What this task involves: Retype the whole listing verbatim and keep the pictures out of it.

Input for this task:
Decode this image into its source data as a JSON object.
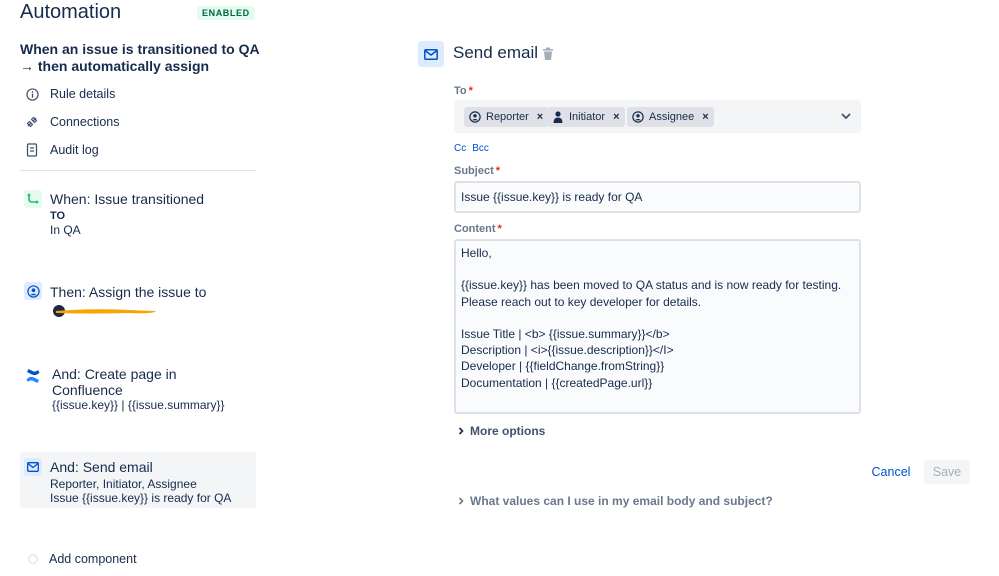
{
  "app": {
    "title": "Automation",
    "status_badge": "ENABLED"
  },
  "rule": {
    "name": "When an issue is transitioned to QA → then automatically assign"
  },
  "nav": [
    {
      "label": "Rule details",
      "icon": "info-icon"
    },
    {
      "label": "Connections",
      "icon": "connections-icon"
    },
    {
      "label": "Audit log",
      "icon": "audit-log-icon"
    }
  ],
  "components": [
    {
      "title": "When: Issue transitioned",
      "lines": [
        "TO",
        "In QA"
      ],
      "icon": "transition-icon",
      "color": "#36b37e"
    },
    {
      "title": "Then: Assign the issue to",
      "lines": [],
      "icon": "assign-icon",
      "color": "#0052cc"
    },
    {
      "title": "And: Create page in Confluence",
      "title_lines": [
        "And: Create page in",
        "Confluence"
      ],
      "lines": [
        "{{issue.key}} | {{issue.summary}}"
      ],
      "icon": "confluence-icon",
      "color": "#0052cc"
    },
    {
      "title": "And: Send email",
      "lines": [
        "Reporter, Initiator, Assignee",
        "Issue {{issue.key}} is ready for QA"
      ],
      "icon": "email-icon",
      "color": "#0052cc"
    }
  ],
  "add_component": {
    "label": "Add component"
  },
  "editor": {
    "title": "Send email",
    "to": {
      "label": "To",
      "required_mark": "*",
      "recipients": [
        "Reporter",
        "Initiator",
        "Assignee"
      ]
    },
    "cc_label": "Cc",
    "bcc_label": "Bcc",
    "subject": {
      "label": "Subject",
      "required_mark": "*",
      "value": "Issue {{issue.key}} is ready for QA"
    },
    "content": {
      "label": "Content",
      "required_mark": "*",
      "lines": [
        "Hello,",
        "",
        "{{issue.key}} has been moved to QA status and is now ready for testing.",
        "Please reach out to key developer for details.",
        "",
        "Issue Title | <b> {{issue.summary}}</b>",
        "Description | <i>{{issue.description}}</I>",
        "Developer | {{fieldChange.fromString}}",
        "Documentation | {{createdPage.url}}"
      ]
    },
    "more_options": "More options",
    "cancel": "Cancel",
    "save": "Save",
    "help": "What values can I use in my email body and subject?"
  },
  "colors": {
    "accent": "#0052cc",
    "redaction": "#f7a500",
    "badge_bg": "#e3fcef",
    "badge_text": "#006644"
  }
}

Response to the exercise:
Decode this image into its source data as a JSON object.
{
  "app": {
    "title": "Automation",
    "status_badge": "ENABLED"
  },
  "rule": {
    "name": "When an issue is transitioned to QA → then automatically assign"
  },
  "nav": [
    {
      "label": "Rule details",
      "icon": "info-icon"
    },
    {
      "label": "Connections",
      "icon": "connections-icon"
    },
    {
      "label": "Audit log",
      "icon": "audit-log-icon"
    }
  ],
  "components": [
    {
      "title": "When: Issue transitioned",
      "lines": [
        "TO",
        "In QA"
      ],
      "icon": "transition-icon",
      "color": "#36b37e"
    },
    {
      "title": "Then: Assign the issue to",
      "lines": [],
      "icon": "assign-icon",
      "color": "#0052cc"
    },
    {
      "title": "And: Create page in Confluence",
      "title_lines": [
        "And: Create page in",
        "Confluence"
      ],
      "lines": [
        "{{issue.key}} | {{issue.summary}}"
      ],
      "icon": "confluence-icon",
      "color": "#0052cc"
    },
    {
      "title": "And: Send email",
      "lines": [
        "Reporter, Initiator, Assignee",
        "Issue {{issue.key}} is ready for QA"
      ],
      "icon": "email-icon",
      "color": "#0052cc"
    }
  ],
  "add_component": {
    "label": "Add component"
  },
  "editor": {
    "title": "Send email",
    "to": {
      "label": "To",
      "required_mark": "*",
      "recipients": [
        "Reporter",
        "Initiator",
        "Assignee"
      ]
    },
    "cc_label": "Cc",
    "bcc_label": "Bcc",
    "subject": {
      "label": "Subject",
      "required_mark": "*",
      "value": "Issue {{issue.key}} is ready for QA"
    },
    "content": {
      "label": "Content",
      "required_mark": "*",
      "lines": [
        "Hello,",
        "",
        "{{issue.key}} has been moved to QA status and is now ready for testing.",
        "Please reach out to key developer for details.",
        "",
        "Issue Title | <b> {{issue.summary}}</b>",
        "Description | <i>{{issue.description}}</I>",
        "Developer | {{fieldChange.fromString}}",
        "Documentation | {{createdPage.url}}"
      ]
    },
    "more_options": "More options",
    "cancel": "Cancel",
    "save": "Save",
    "help": "What values can I use in my email body and subject?"
  },
  "colors": {
    "accent": "#0052cc",
    "redaction": "#f7a500",
    "badge_bg": "#e3fcef",
    "badge_text": "#006644"
  }
}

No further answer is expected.